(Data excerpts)
--------------------------------------------------

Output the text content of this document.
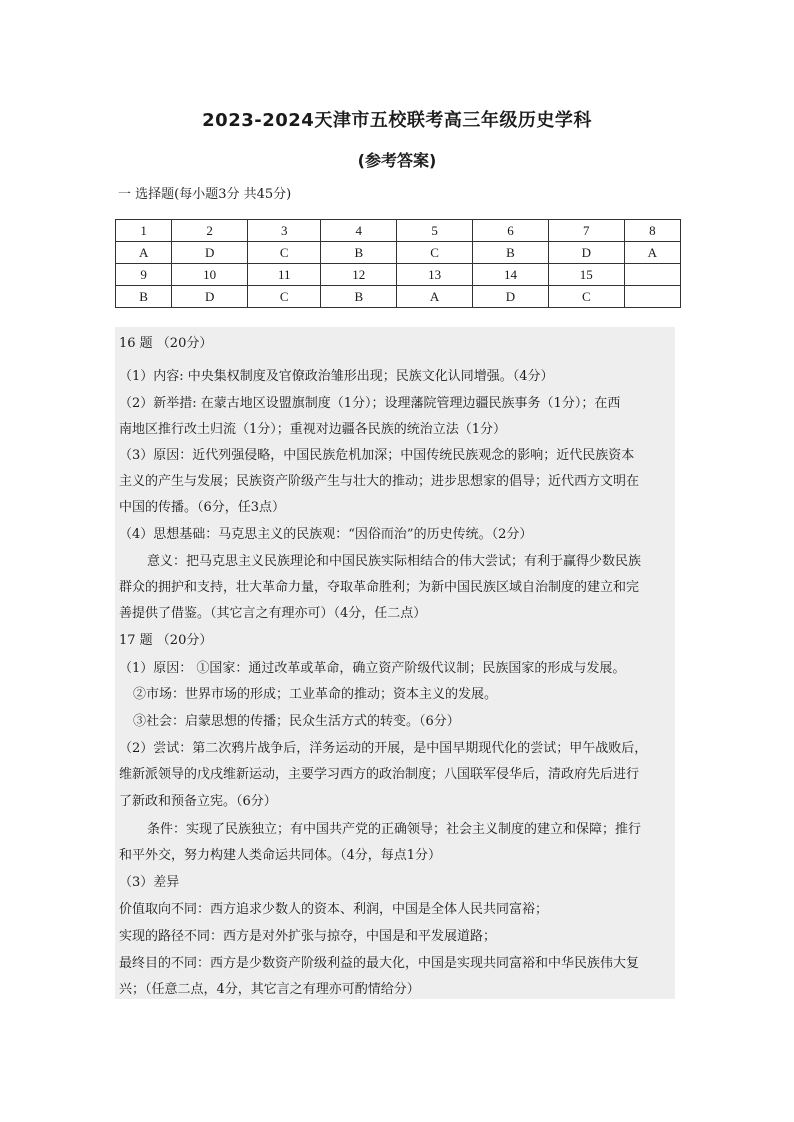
2023-2024天津市五校联考高三年级历史学科
(参考答案)
一 选择题(每小题3分 共45分)
1	2	3	4	5	6	7	8
A	D	C	B	C	B	D	A
9	10	11	12	13	14	15	
B	D	C	B	A	D	C	
16 题 （20分）
（1）内容: 中央集权制度及官僚政治雏形出现；民族文化认同增强。（4分）
（2）新举措: 在蒙古地区设盟旗制度（1分）；设理藩院管理边疆民族事务（1分）；在西
南地区推行改土归流（1分）；重视对边疆各民族的统治立法（1分）
（3）原因：近代列强侵略，中国民族危机加深；中国传统民族观念的影响；近代民族资本
主义的产生与发展；民族资产阶级产生与壮大的推动；进步思想家的倡导；近代西方文明在
中国的传播。（6分，任3点）
（4）思想基础：马克思主义的民族观：“因俗而治”的历史传统。（2分）
意义：把马克思主义民族理论和中国民族实际相结合的伟大尝试；有利于赢得少数民族
群众的拥护和支持，壮大革命力量，夺取革命胜利；为新中国民族区域自治制度的建立和完
善提供了借鉴。（其它言之有理亦可）（4分，任二点）
17 题 （20分）
（1）原因： ①国家：通过改革或革命，确立资产阶级代议制；民族国家的形成与发展。
②市场：世界市场的形成；工业革命的推动；资本主义的发展。
③社会：启蒙思想的传播；民众生活方式的转变。（6分）
（2）尝试：第二次鸦片战争后，洋务运动的开展，是中国早期现代化的尝试；甲午战败后，
维新派领导的戊戌维新运动，主要学习西方的政治制度；八国联军侵华后，清政府先后进行
了新政和预备立宪。（6分）
条件：实现了民族独立；有中国共产党的正确领导；社会主义制度的建立和保障；推行
和平外交，努力构建人类命运共同体。（4分，每点1分）
（3）差异
价值取向不同：西方追求少数人的资本、利润，中国是全体人民共同富裕；
实现的路径不同：西方是对外扩张与掠夺，中国是和平发展道路；
最终目的不同：西方是少数资产阶级利益的最大化，中国是实现共同富裕和中华民族伟大复
兴；（任意二点，4分，其它言之有理亦可酌情给分）
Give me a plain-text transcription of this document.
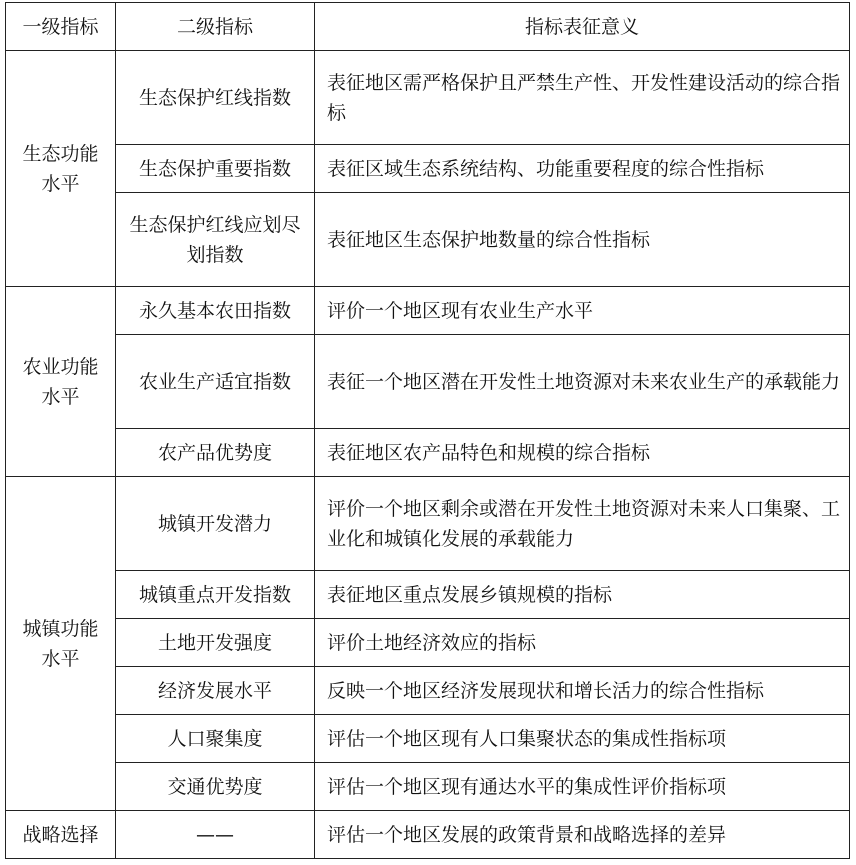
一级指标	二级指标	指标表征意义
生态功能水平	生态保护红线指数	表征地区需严格保护且严禁生产性、开发性建设活动的综合指标
	生态保护重要指数	表征区域生态系统结构、功能重要程度的综合性指标
	生态保护红线应划尽划指数	表征地区生态保护地数量的综合性指标
农业功能水平	永久基本农田指数	评价一个地区现有农业生产水平
	农业生产适宜指数	表征一个地区潜在开发性土地资源对未来农业生产的承载能力
	农产品优势度	表征地区农产品特色和规模的综合指标
城镇功能水平	城镇开发潜力	评价一个地区剩余或潜在开发性土地资源对未来人口集聚、工业化和城镇化发展的承载能力
	城镇重点开发指数	表征地区重点发展乡镇规模的指标
	土地开发强度	评价土地经济效应的指标
	经济发展水平	反映一个地区经济发展现状和增长活力的综合性指标
	人口聚集度	评估一个地区现有人口集聚状态的集成性指标项
	交通优势度	评估一个地区现有通达水平的集成性评价指标项
战略选择	——	评估一个地区发展的政策背景和战略选择的差异
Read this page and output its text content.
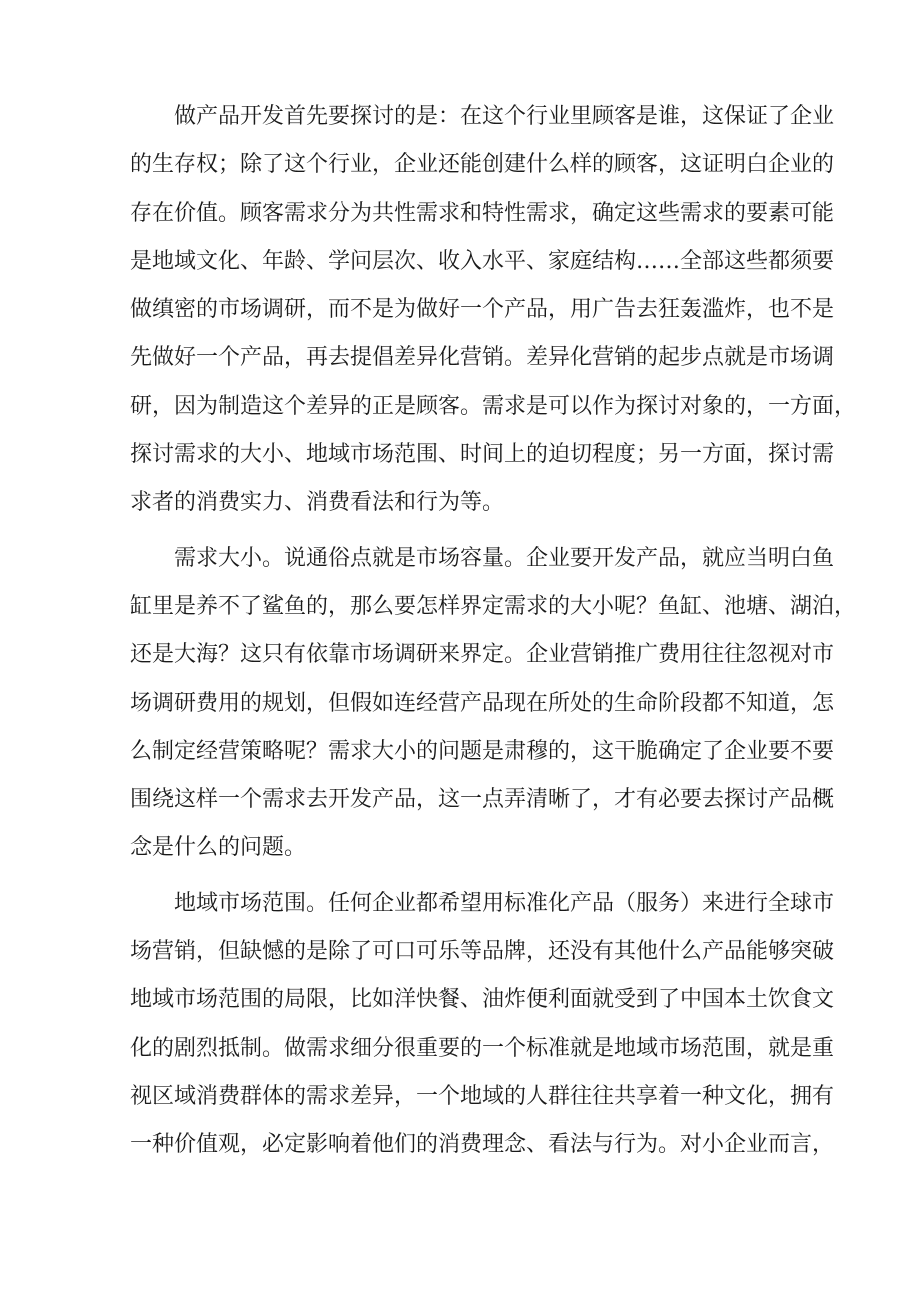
做产品开发首先要探讨的是：在这个行业里顾客是谁，这保证了企业
的生存权；除了这个行业，企业还能创建什么样的顾客，这证明白企业的
存在价值。顾客需求分为共性需求和特性需求，确定这些需求的要素可能
是地域文化、年龄、学问层次、收入水平、家庭结构……全部这些都须要
做缜密的市场调研，而不是为做好一个产品，用广告去狂轰滥炸，也不是
先做好一个产品，再去提倡差异化营销。差异化营销的起步点就是市场调
研，因为制造这个差异的正是顾客。需求是可以作为探讨对象的，一方面，
探讨需求的大小、地域市场范围、时间上的迫切程度；另一方面，探讨需
求者的消费实力、消费看法和行为等。

需求大小。说通俗点就是市场容量。企业要开发产品，就应当明白鱼
缸里是养不了鲨鱼的，那么要怎样界定需求的大小呢？鱼缸、池塘、湖泊，
还是大海？这只有依靠市场调研来界定。企业营销推广费用往往忽视对市
场调研费用的规划，但假如连经营产品现在所处的生命阶段都不知道，怎
么制定经营策略呢？需求大小的问题是肃穆的，这干脆确定了企业要不要
围绕这样一个需求去开发产品，这一点弄清晰了，才有必要去探讨产品概
念是什么的问题。

地域市场范围。任何企业都希望用标准化产品（服务）来进行全球市
场营销，但缺憾的是除了可口可乐等品牌，还没有其他什么产品能够突破
地域市场范围的局限，比如洋快餐、油炸便利面就受到了中国本土饮食文
化的剧烈抵制。做需求细分很重要的一个标准就是地域市场范围，就是重
视区域消费群体的需求差异，一个地域的人群往往共享着一种文化，拥有
一种价值观，必定影响着他们的消费理念、看法与行为。对小企业而言，
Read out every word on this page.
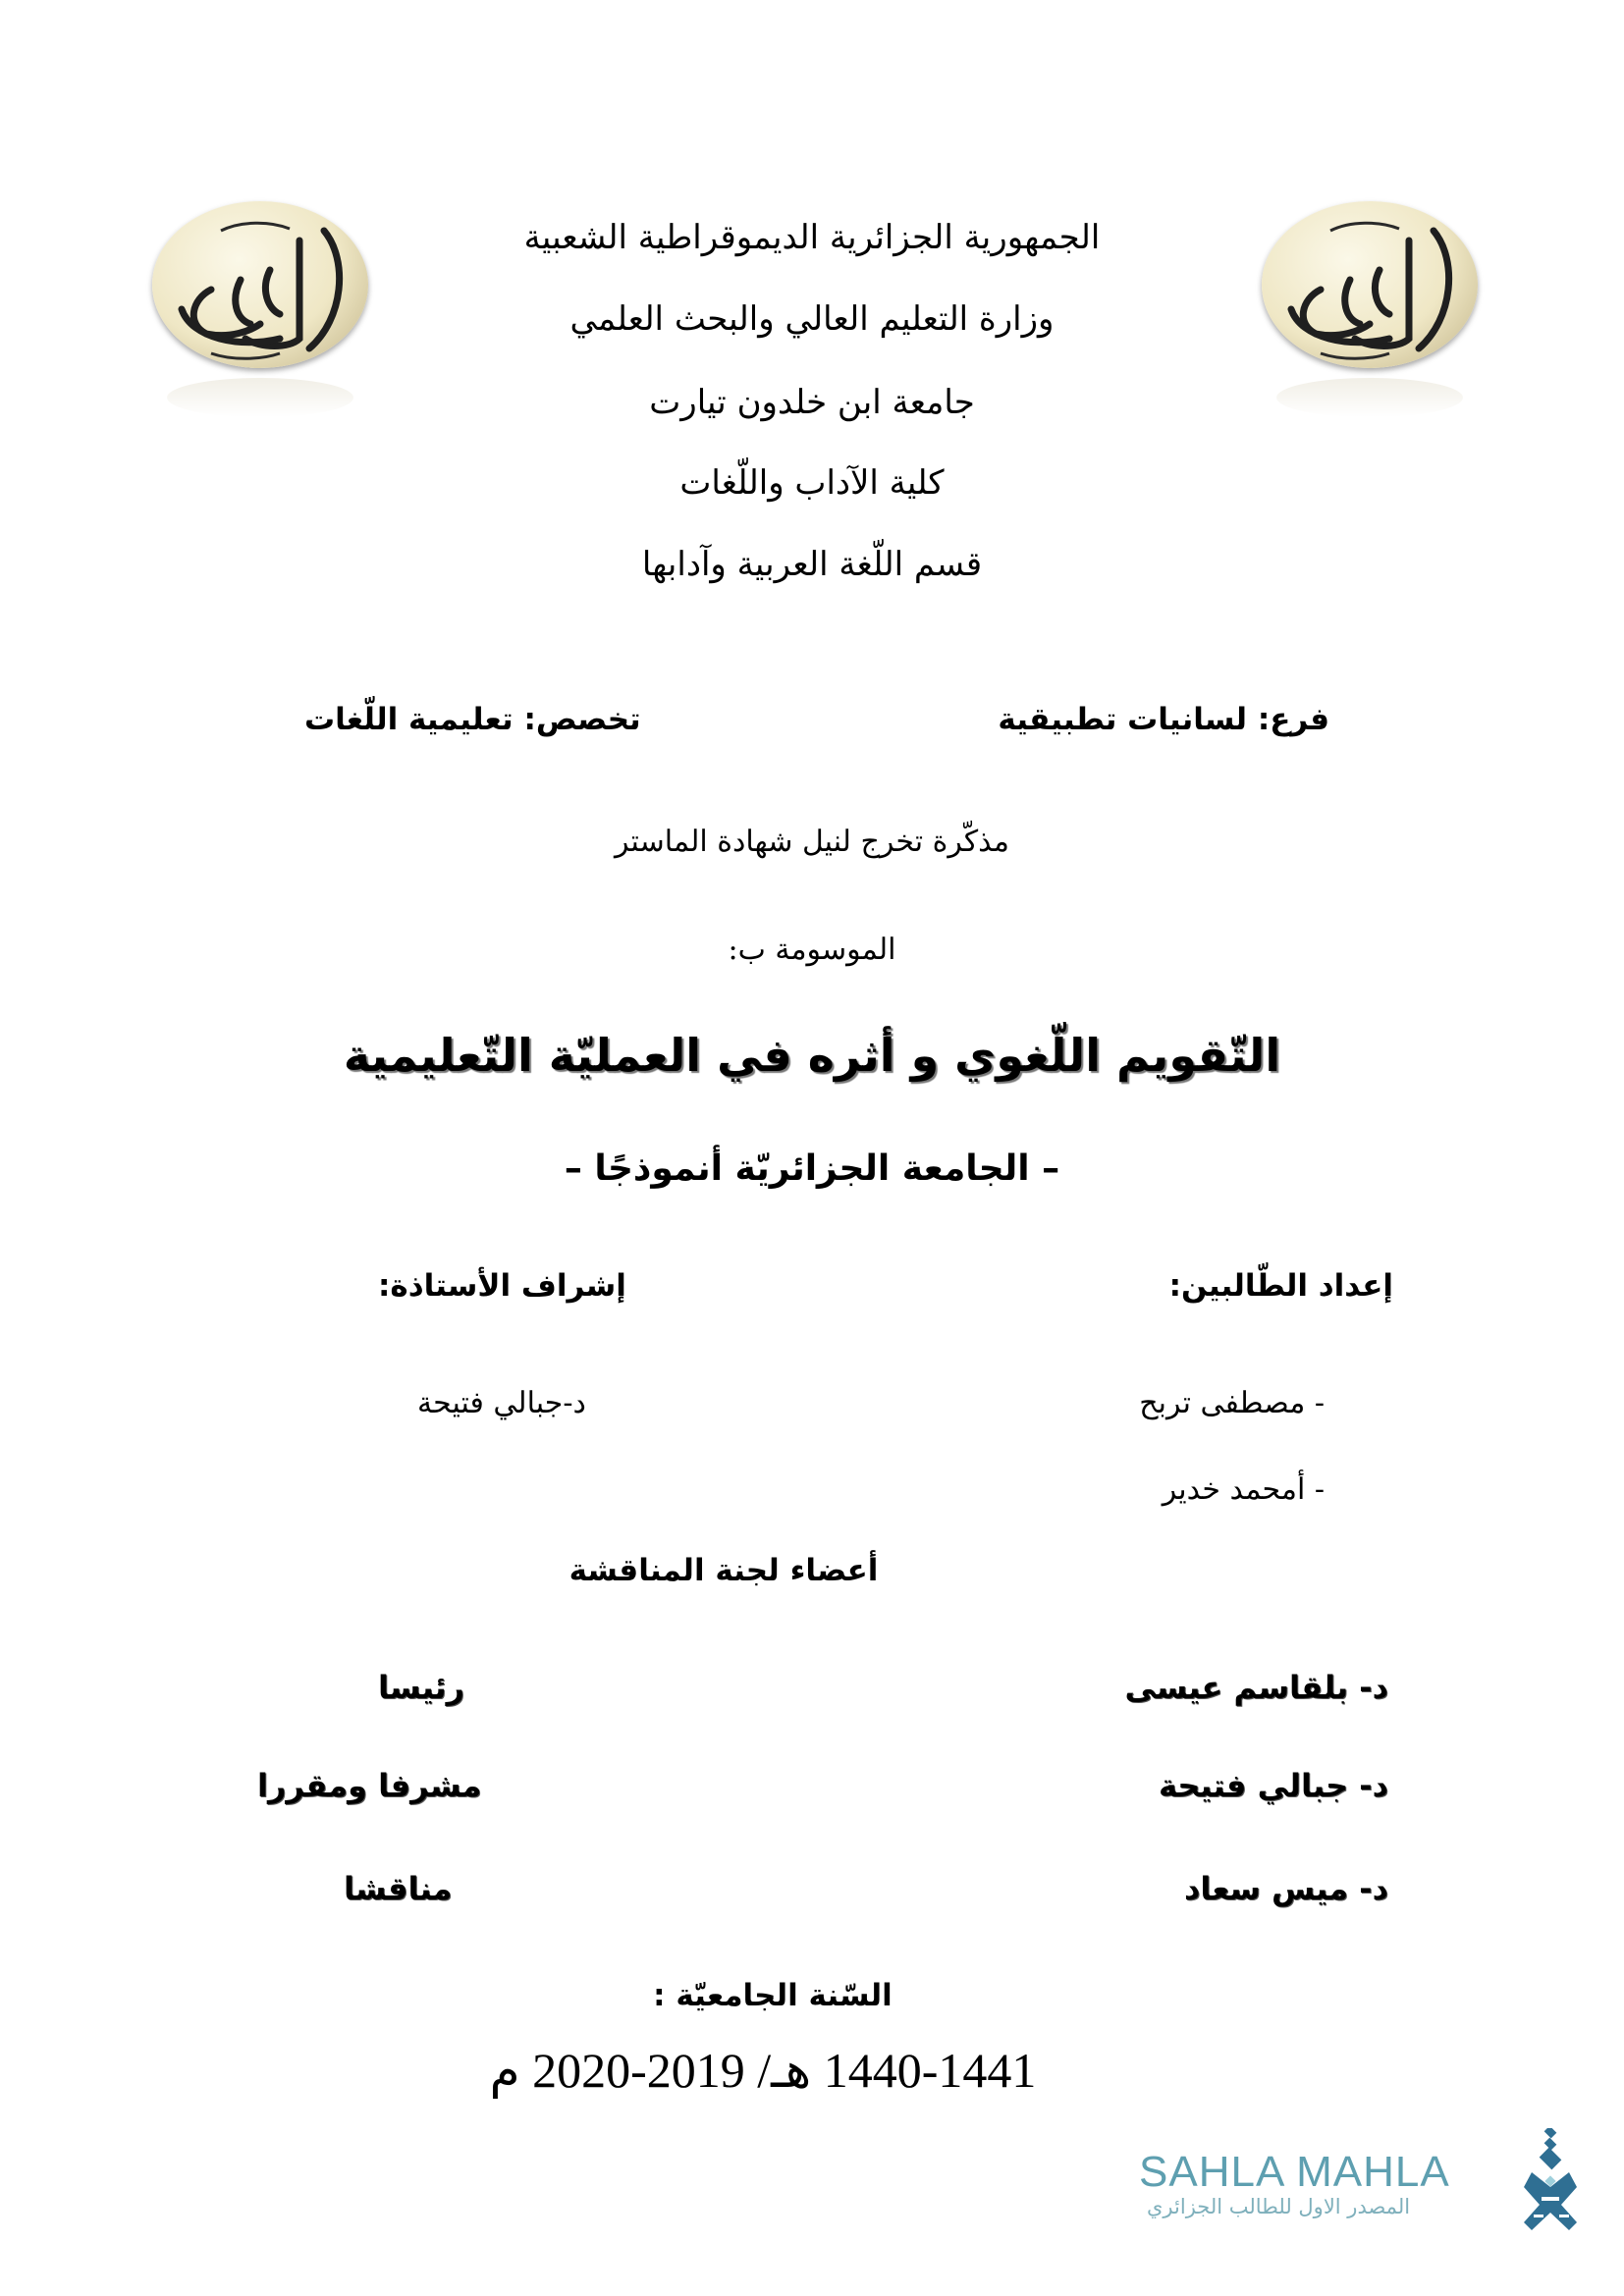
الجمهورية الجزائرية الديموقراطية الشعبية
وزارة التعليم العالي والبحث العلمي
جامعة ابن خلدون تيارت
كلية الآداب واللّغات
قسم اللّغة العربية وآدابها
فرع: لسانيات تطبيقية
تخصص: تعليمية اللّغات
مذكّرة تخرج لنيل شهادة الماستر
الموسومة ب:
التّقويم اللّغوي و أثره في العمليّة التّعليمية
– الجامعة الجزائريّة أنموذجًا –
إعداد الطّالبين:
إشراف الأستاذة:
- مصطفى تربح
- أمحمد خدير
د-جبالي فتيحة
أعضاء لجنة المناقشة
د- بلقاسم عيسى
رئيسا
د- جبالي فتيحة
مشرفا ومقررا
د- ميس سعاد
مناقشا
السّنة الجامعيّة :
1440-1441 هـ/ 2019-2020 م
SAHLA MAHLA
المصدر الاول للطالب الجزائري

--------------------------------------------------

Going through the records above, state how many lines carry "page", with no other text.

_Reply to the task_
2